_Directions for this task_:
What is the number of lines containing the word "Multiply"? Give that number alone.

_Records for this exercise_:

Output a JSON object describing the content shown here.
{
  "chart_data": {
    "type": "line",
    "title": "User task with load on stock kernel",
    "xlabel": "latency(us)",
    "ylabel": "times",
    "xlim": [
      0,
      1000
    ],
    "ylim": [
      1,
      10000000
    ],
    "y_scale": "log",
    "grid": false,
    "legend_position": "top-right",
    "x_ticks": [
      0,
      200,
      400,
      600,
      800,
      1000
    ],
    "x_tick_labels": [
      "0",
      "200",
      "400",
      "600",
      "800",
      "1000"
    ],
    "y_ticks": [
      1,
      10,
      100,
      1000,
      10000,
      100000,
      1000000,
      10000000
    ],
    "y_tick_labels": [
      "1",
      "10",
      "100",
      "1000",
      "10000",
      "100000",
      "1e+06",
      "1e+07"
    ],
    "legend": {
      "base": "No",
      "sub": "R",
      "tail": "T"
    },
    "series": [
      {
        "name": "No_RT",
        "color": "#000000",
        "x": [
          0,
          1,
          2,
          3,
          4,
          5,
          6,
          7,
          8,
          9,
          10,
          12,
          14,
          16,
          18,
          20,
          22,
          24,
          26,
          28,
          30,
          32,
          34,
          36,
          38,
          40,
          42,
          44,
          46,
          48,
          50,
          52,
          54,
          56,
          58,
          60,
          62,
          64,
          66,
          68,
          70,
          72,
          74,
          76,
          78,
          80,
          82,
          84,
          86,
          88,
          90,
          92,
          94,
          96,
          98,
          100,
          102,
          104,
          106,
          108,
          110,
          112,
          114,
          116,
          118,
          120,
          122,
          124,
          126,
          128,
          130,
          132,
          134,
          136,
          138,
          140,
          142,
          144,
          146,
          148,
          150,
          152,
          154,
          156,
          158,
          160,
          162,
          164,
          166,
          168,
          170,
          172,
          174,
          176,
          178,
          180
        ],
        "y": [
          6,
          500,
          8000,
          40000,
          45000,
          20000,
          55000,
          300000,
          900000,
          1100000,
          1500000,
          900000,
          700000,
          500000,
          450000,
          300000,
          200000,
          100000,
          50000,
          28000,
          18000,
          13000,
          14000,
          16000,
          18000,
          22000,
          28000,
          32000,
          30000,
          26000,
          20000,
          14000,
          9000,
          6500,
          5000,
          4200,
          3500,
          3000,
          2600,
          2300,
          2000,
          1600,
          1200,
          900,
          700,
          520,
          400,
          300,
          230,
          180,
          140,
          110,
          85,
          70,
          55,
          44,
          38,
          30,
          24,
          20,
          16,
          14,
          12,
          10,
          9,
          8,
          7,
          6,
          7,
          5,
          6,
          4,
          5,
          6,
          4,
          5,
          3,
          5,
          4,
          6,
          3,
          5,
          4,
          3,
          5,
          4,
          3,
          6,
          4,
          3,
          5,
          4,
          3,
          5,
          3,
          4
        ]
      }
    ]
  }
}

--

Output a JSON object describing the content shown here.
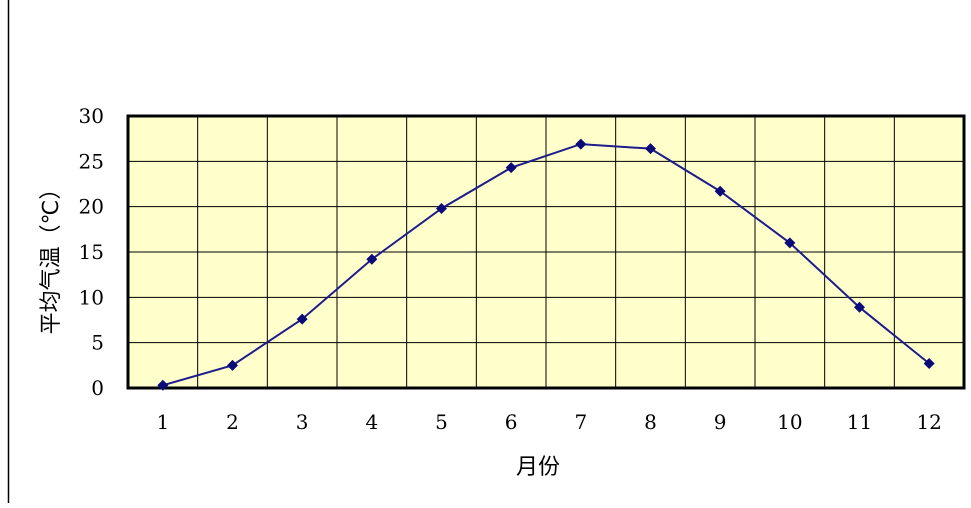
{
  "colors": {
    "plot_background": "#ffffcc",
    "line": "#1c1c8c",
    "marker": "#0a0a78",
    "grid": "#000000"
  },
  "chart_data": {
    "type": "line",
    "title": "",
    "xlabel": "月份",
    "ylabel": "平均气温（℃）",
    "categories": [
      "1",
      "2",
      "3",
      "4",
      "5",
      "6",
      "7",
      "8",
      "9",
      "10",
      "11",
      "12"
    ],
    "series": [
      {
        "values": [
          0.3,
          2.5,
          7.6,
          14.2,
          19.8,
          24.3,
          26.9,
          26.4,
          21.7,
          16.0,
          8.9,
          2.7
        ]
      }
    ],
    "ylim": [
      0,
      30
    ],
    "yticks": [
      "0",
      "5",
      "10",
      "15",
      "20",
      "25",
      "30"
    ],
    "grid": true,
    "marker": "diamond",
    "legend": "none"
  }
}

...

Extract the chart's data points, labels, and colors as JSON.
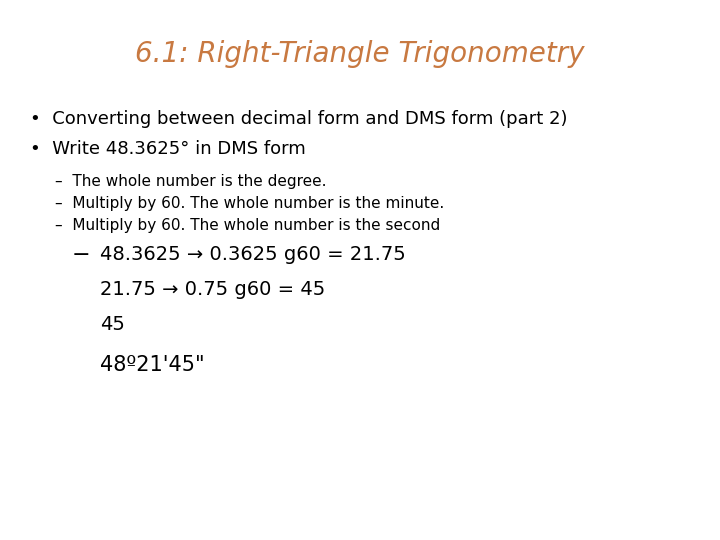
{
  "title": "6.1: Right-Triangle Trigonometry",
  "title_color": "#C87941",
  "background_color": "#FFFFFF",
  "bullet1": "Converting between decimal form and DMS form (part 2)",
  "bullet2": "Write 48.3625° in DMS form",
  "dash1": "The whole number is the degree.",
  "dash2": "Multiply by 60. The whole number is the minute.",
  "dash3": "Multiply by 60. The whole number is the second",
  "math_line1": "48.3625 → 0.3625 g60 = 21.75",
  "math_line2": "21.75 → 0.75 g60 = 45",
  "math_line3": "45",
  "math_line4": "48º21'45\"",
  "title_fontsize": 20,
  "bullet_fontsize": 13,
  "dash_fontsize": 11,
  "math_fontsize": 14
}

_Exercise answer_:
2